Pick out each line of the records in which the word "User" appears.

━━ PROVIDED RECORDS ━━

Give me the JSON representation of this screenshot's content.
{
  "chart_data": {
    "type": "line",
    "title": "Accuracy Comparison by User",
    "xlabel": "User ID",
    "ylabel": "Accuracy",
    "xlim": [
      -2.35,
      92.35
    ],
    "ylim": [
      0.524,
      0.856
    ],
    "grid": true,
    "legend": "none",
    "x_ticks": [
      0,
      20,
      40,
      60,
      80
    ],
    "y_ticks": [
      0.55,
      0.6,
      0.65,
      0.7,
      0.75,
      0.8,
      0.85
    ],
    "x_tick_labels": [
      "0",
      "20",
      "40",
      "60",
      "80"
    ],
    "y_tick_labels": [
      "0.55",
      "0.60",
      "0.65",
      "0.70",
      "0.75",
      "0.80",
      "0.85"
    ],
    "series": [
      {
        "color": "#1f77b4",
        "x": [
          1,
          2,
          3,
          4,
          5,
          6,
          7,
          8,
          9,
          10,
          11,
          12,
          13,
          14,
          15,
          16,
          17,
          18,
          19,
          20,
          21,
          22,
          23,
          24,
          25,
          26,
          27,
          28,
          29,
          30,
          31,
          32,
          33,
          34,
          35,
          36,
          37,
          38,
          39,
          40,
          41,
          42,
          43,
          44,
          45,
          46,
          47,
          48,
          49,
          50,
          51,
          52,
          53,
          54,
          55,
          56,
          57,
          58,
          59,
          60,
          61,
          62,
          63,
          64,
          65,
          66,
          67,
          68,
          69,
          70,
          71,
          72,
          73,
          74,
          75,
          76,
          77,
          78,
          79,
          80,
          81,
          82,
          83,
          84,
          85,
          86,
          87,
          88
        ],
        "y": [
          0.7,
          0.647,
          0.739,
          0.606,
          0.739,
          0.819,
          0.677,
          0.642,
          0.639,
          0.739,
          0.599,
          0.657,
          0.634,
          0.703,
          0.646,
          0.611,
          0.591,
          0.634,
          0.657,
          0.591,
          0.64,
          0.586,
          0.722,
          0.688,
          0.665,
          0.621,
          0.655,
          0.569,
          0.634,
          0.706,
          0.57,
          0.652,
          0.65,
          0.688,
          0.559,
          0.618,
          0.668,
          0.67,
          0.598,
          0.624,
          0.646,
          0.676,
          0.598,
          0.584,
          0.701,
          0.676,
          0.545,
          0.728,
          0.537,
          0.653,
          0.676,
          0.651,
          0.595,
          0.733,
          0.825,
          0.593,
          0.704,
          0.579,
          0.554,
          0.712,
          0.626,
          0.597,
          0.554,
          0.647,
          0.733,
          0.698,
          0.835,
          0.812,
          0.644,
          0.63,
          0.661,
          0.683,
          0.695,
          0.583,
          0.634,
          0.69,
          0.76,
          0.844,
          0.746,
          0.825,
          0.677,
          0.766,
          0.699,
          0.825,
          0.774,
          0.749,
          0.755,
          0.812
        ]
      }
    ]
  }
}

━━━

# FULL RESPONSE
    "title": "Accuracy Comparison by User",
    "xlabel": "User ID",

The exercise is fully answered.